=== EXERCISE PROMPT ===
Take every line that has the string "note" and copy it out.

=== SUPPLIED INFORMATION ===

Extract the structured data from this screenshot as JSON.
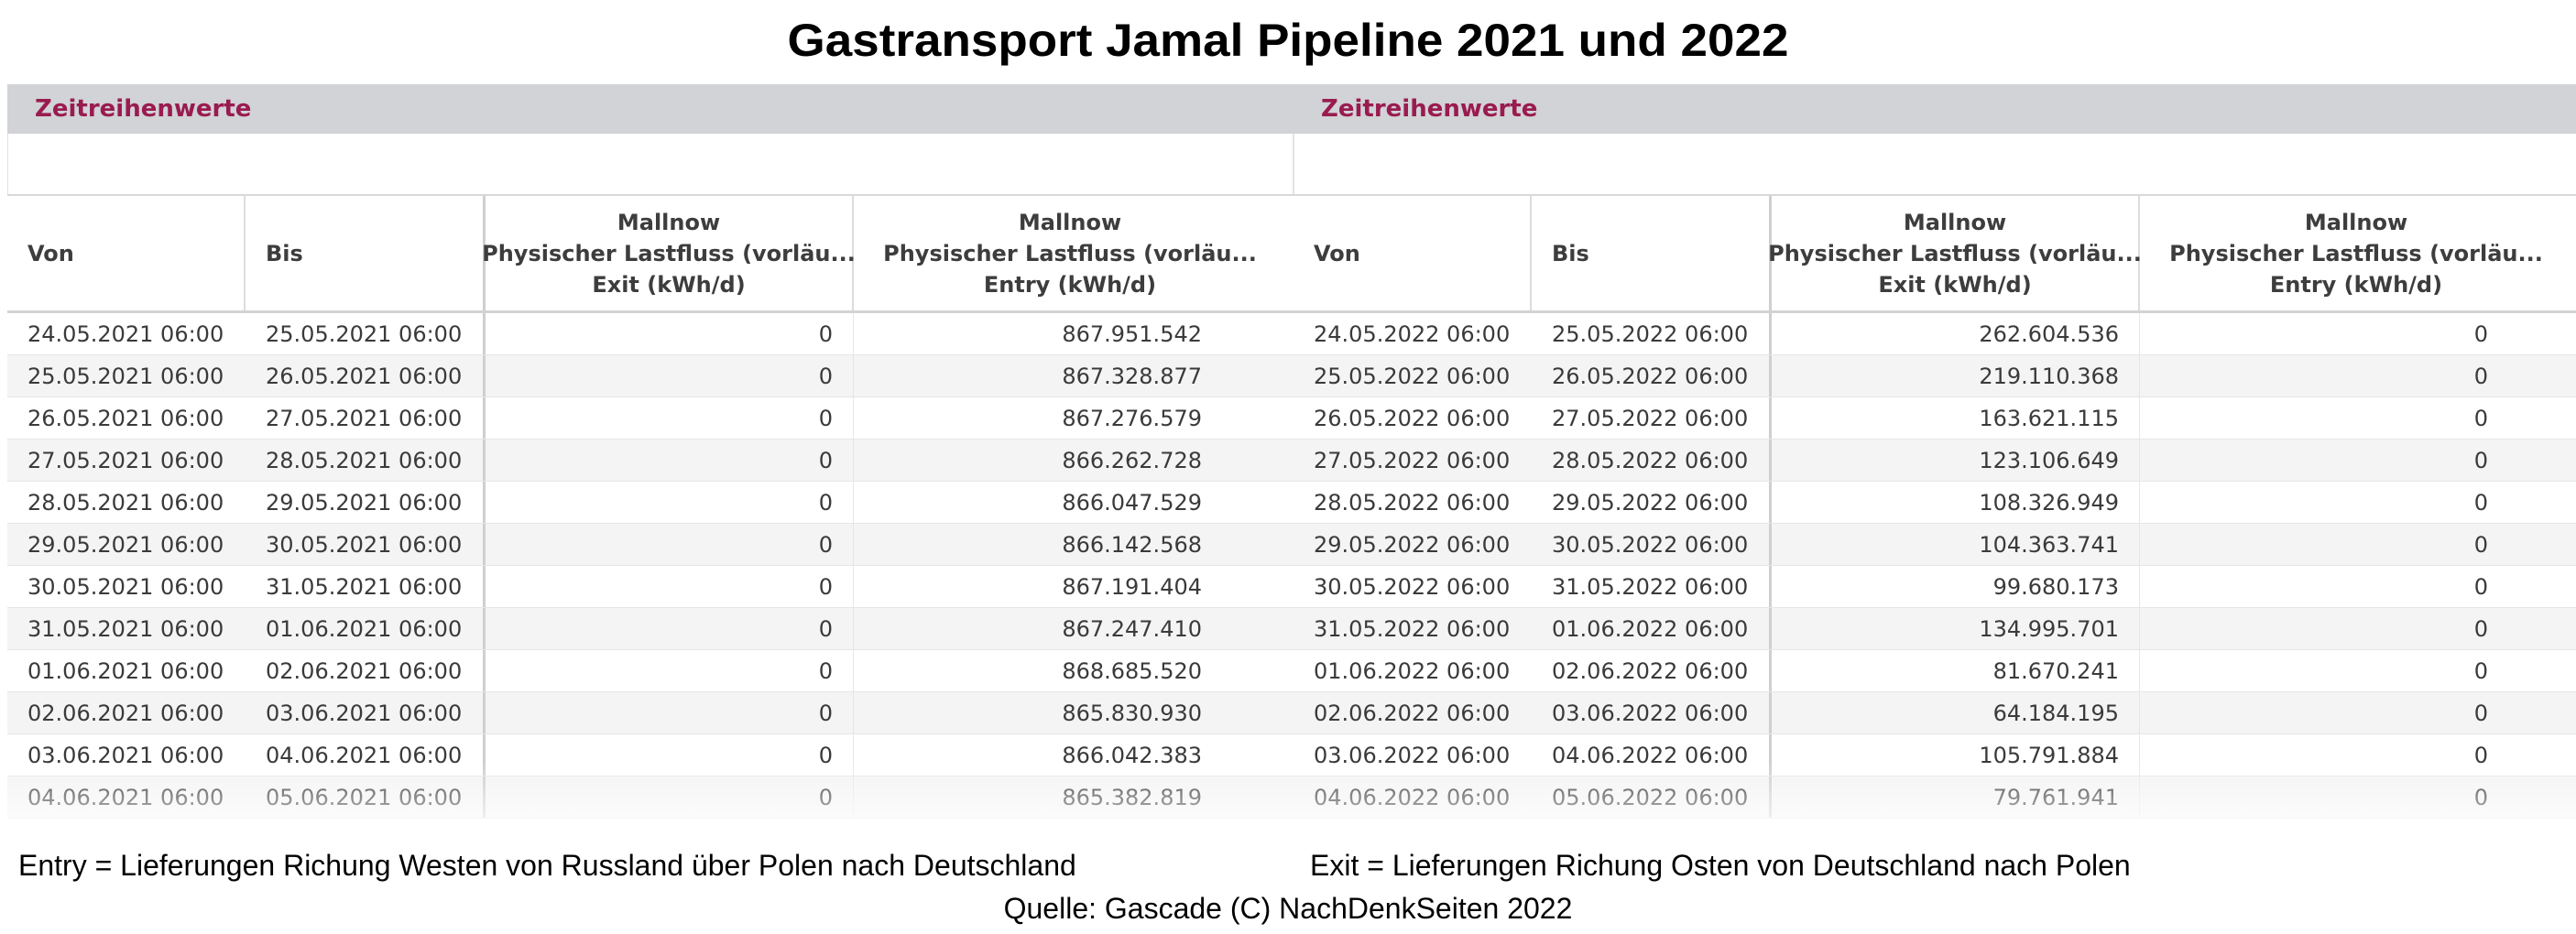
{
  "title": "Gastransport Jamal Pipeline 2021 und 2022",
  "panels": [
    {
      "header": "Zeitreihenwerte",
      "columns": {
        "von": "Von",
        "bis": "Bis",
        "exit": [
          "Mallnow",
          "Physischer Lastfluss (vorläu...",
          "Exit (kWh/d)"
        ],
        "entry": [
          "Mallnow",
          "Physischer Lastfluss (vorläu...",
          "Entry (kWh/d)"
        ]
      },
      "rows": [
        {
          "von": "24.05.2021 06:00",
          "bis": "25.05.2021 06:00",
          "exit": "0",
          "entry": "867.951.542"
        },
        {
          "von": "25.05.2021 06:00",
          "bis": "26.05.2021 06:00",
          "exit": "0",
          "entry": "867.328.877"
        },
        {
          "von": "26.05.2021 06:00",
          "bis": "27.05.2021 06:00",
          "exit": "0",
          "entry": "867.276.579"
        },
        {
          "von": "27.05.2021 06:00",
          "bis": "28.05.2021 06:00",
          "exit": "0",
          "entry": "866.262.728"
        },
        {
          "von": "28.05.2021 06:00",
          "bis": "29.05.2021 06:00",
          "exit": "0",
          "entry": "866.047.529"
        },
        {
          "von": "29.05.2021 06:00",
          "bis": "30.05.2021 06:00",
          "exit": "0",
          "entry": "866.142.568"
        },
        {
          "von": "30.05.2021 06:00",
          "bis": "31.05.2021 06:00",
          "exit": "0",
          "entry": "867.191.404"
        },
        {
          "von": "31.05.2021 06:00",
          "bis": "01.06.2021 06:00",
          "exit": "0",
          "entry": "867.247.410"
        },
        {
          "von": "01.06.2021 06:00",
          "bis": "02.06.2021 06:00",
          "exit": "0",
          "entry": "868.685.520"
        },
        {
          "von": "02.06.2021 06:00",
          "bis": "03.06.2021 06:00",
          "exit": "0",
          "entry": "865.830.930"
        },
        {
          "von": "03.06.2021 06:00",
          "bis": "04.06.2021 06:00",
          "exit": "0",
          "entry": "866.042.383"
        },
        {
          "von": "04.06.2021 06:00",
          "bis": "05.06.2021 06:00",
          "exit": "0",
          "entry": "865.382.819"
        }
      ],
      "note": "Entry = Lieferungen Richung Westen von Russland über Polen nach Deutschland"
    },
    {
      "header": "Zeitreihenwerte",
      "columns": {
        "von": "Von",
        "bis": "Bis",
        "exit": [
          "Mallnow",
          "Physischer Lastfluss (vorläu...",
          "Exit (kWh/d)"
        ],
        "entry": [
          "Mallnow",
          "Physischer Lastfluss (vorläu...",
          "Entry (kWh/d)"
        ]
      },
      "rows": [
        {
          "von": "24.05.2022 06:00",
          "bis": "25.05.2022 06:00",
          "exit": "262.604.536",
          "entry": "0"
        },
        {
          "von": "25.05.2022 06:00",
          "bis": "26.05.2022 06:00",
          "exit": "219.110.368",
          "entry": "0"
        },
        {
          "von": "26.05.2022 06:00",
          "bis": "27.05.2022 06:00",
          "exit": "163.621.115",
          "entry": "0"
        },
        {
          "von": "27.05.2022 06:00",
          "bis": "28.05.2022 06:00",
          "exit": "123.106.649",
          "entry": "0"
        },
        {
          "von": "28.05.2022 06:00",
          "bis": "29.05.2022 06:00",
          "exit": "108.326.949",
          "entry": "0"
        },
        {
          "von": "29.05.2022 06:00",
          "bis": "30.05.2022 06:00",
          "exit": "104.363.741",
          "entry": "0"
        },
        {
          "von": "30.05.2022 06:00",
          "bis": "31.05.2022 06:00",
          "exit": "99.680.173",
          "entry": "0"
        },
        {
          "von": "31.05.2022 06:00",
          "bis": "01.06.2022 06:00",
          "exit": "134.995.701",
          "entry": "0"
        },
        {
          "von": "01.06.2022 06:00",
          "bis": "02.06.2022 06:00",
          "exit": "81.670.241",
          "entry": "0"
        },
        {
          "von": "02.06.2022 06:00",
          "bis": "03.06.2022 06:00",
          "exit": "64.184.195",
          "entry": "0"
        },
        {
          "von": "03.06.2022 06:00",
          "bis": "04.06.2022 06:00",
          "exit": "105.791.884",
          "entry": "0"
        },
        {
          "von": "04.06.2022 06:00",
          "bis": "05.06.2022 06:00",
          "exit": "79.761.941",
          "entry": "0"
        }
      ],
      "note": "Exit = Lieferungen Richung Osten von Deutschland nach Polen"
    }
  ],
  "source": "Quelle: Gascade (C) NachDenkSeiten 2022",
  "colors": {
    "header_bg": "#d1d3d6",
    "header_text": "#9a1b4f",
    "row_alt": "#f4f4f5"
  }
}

=== CORRECT OUTPUT ===
      "note": "Entry = Lieferungen Richung Westen von Russland über Polen nach Deutschland"
      "note": "Exit = Lieferungen Richung Osten von Deutschland nach Polen"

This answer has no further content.